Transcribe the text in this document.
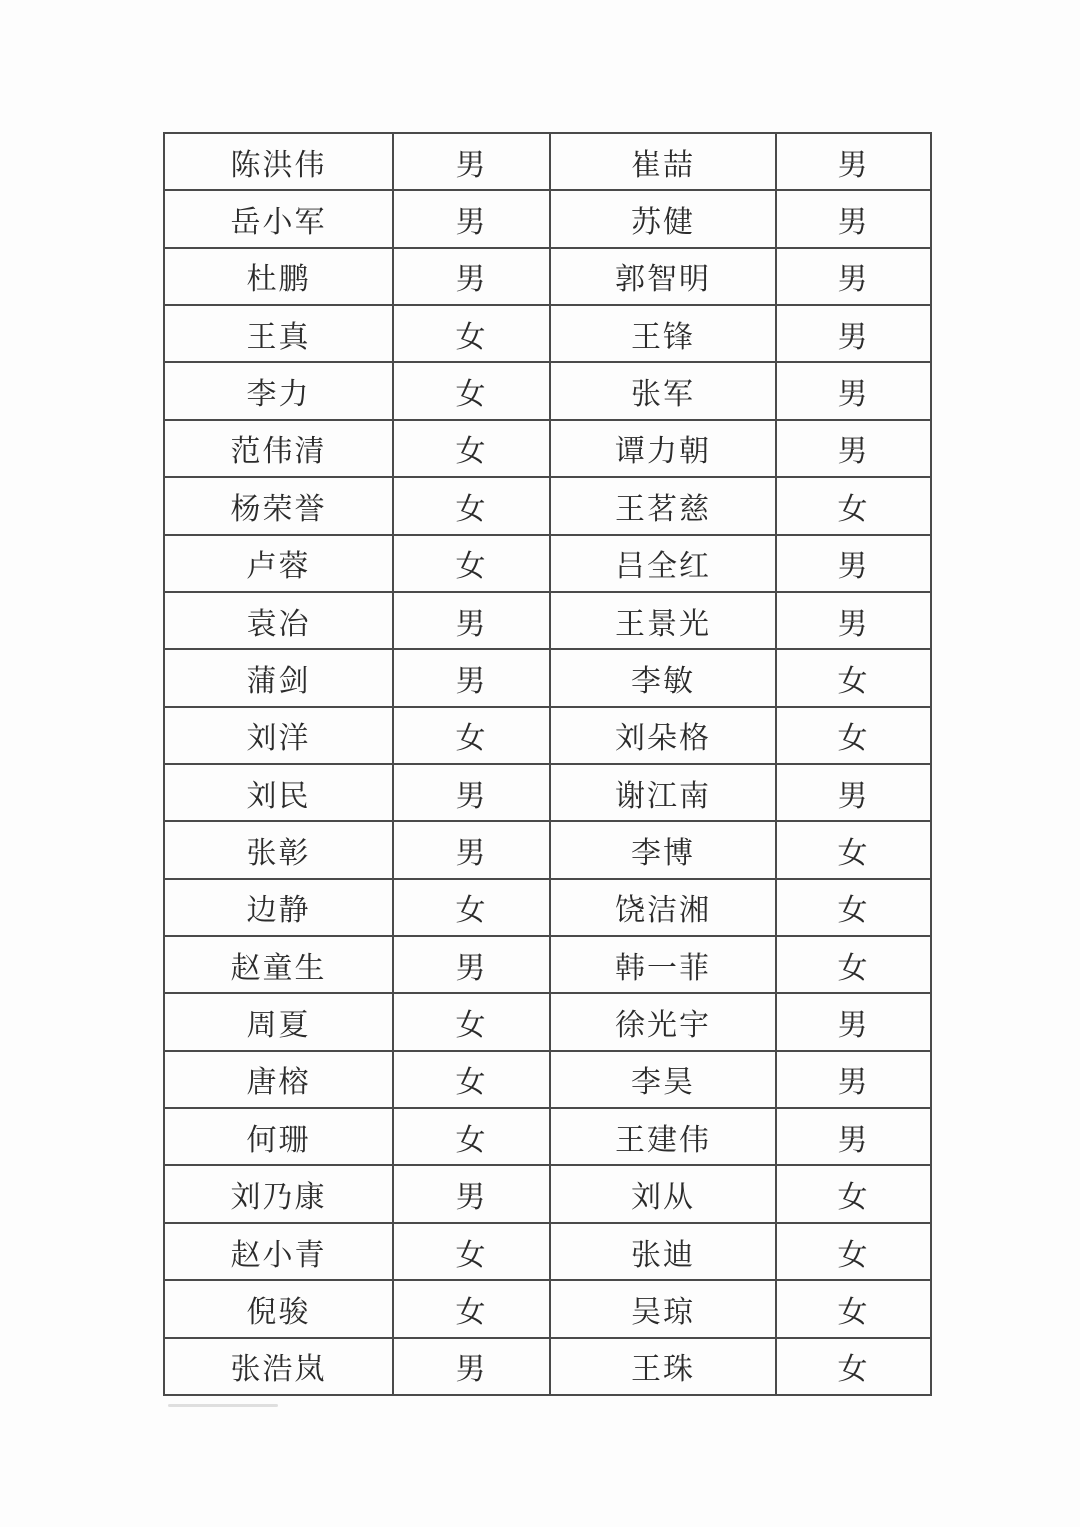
陈洪伟	男	崔喆	男
岳小军	男	苏健	男
杜鹏	男	郭智明	男
王真	女	王锋	男
李力	女	张军	男
范伟清	女	谭力朝	男
杨荣誉	女	王茗慈	女
卢蓉	女	吕全红	男
袁冶	男	王景光	男
蒲剑	男	李敏	女
刘洋	女	刘朵格	女
刘民	男	谢江南	男
张彰	男	李博	女
边静	女	饶洁湘	女
赵童生	男	韩一菲	女
周夏	女	徐光宇	男
唐榕	女	李昊	男
何珊	女	王建伟	男
刘乃康	男	刘从	女
赵小青	女	张迪	女
倪骏	女	吴琼	女
张浩岚	男	王珠	女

*****

Requirements
Reproduce the full listing faithfully, but do not carry over any pictures.

Completed task
Transcribe the text in this document.
陈洪伟	男	崔喆	男
岳小军	男	苏健	男
杜鹏	男	郭智明	男
王真	女	王锋	男
李力	女	张军	男
范伟清	女	谭力朝	男
杨荣誉	女	王茗慈	女
卢蓉	女	吕全红	男
袁冶	男	王景光	男
蒲剑	男	李敏	女
刘洋	女	刘朵格	女
刘民	男	谢江南	男
张彰	男	李博	女
边静	女	饶洁湘	女
赵童生	男	韩一菲	女
周夏	女	徐光宇	男
唐榕	女	李昊	男
何珊	女	王建伟	男
刘乃康	男	刘从	女
赵小青	女	张迪	女
倪骏	女	吴琼	女
张浩岚	男	王珠	女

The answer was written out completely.